(Records to use)
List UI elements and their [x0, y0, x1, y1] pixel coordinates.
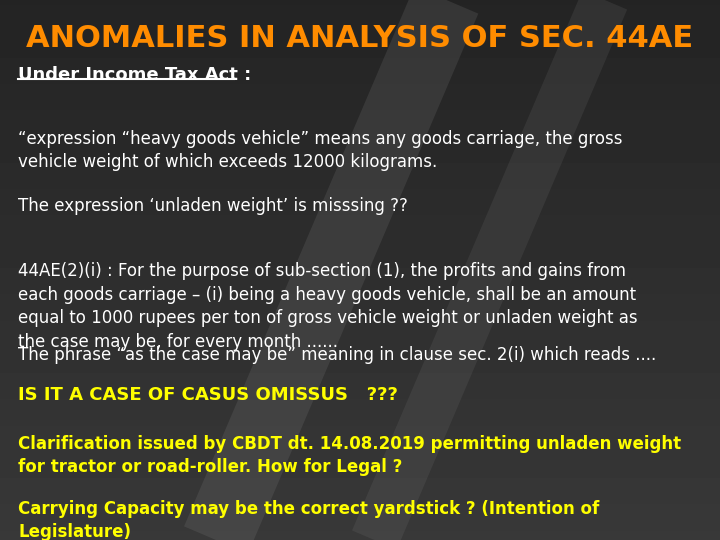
Text: 44AE(2)(i) : For the purpose of sub-section (1), the profits and gains from
each: 44AE(2)(i) : For the purpose of sub-sect…	[18, 262, 638, 350]
Text: Under Income Tax Act :: Under Income Tax Act :	[18, 66, 251, 84]
Text: The expression ‘unladen weight’ is misssing ??: The expression ‘unladen weight’ is misss…	[18, 197, 408, 215]
Text: The phrase “as the case may be” meaning in clause sec. 2(i) which reads ....: The phrase “as the case may be” meaning …	[18, 346, 656, 363]
Text: “expression “heavy goods vehicle” means any goods carriage, the gross
vehicle we: “expression “heavy goods vehicle” means …	[18, 130, 623, 171]
Text: Clarification issued by CBDT dt. 14.08.2019 permitting unladen weight
for tracto: Clarification issued by CBDT dt. 14.08.2…	[18, 435, 681, 476]
Text: ANOMALIES IN ANALYSIS OF SEC. 44AE: ANOMALIES IN ANALYSIS OF SEC. 44AE	[27, 24, 693, 53]
Text: Carrying Capacity may be the correct yardstick ? (Intention of
Legislature): Carrying Capacity may be the correct yar…	[18, 500, 599, 540]
Text: IS IT A CASE OF CASUS OMISSUS   ???: IS IT A CASE OF CASUS OMISSUS ???	[18, 386, 398, 404]
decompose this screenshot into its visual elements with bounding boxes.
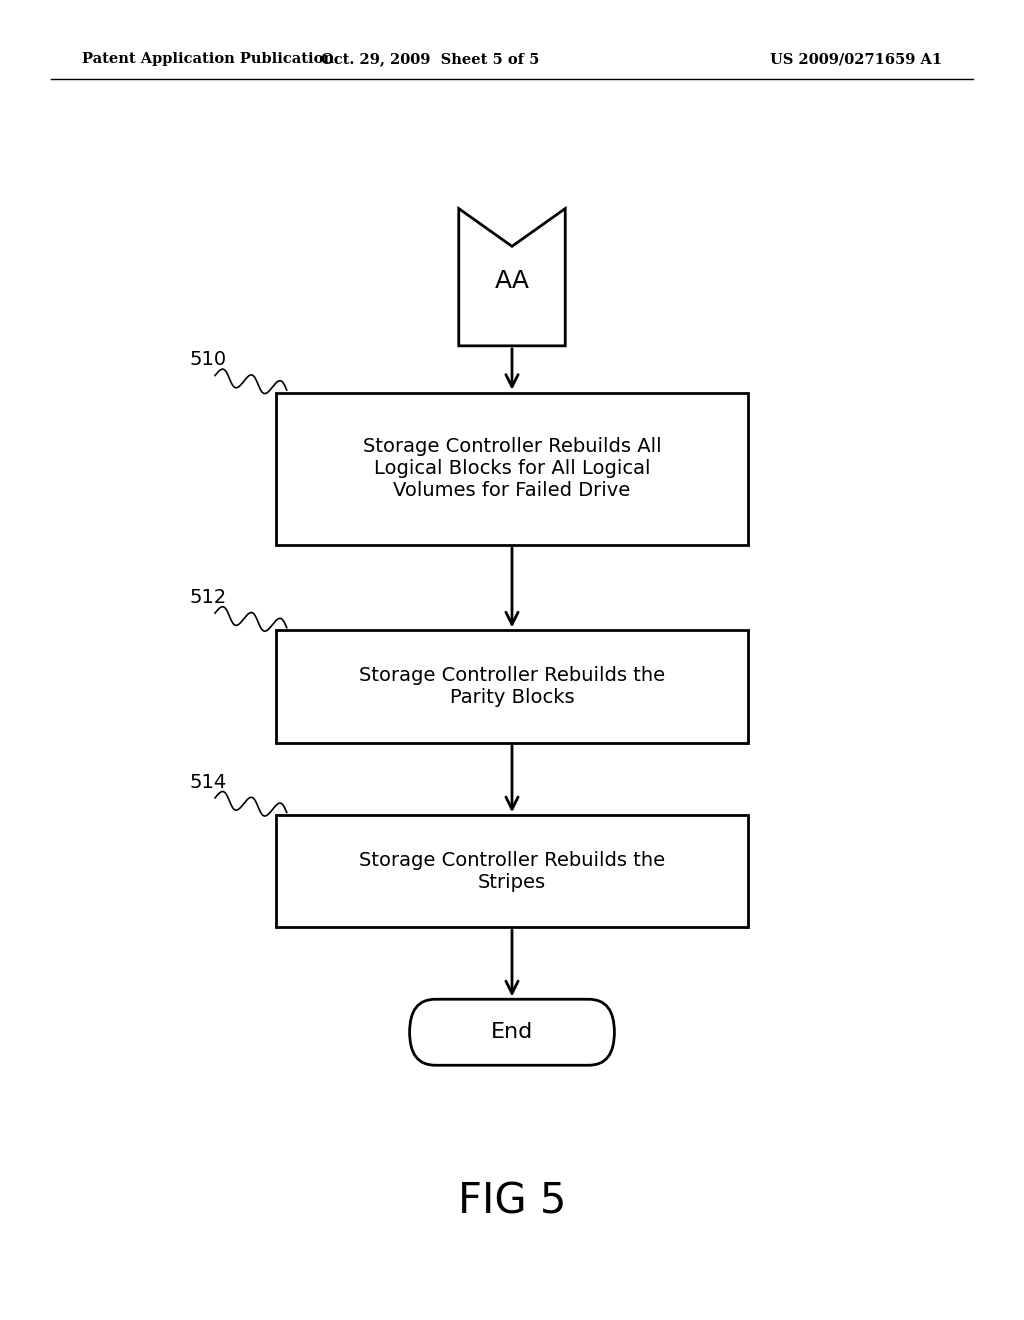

(Your task)
Repeat the records word for word, starting at the line that contains "Text: 44AE(2)(i) : For" and ending after the line that contains "for tracto: Clarification".

(Output for this exercise)
Text: 44AE(2)(i) : For the purpose of sub-section (1), the profits and gains from
each: 44AE(2)(i) : For the purpose of sub-sect…	[18, 262, 638, 350]
Text: Under Income Tax Act :: Under Income Tax Act :	[18, 66, 251, 84]
Text: The expression ‘unladen weight’ is misssing ??: The expression ‘unladen weight’ is misss…	[18, 197, 408, 215]
Text: The phrase “as the case may be” meaning in clause sec. 2(i) which reads ....: The phrase “as the case may be” meaning …	[18, 346, 656, 363]
Text: “expression “heavy goods vehicle” means any goods carriage, the gross
vehicle we: “expression “heavy goods vehicle” means …	[18, 130, 623, 171]
Text: Clarification issued by CBDT dt. 14.08.2019 permitting unladen weight
for tracto: Clarification issued by CBDT dt. 14.08.2…	[18, 435, 681, 476]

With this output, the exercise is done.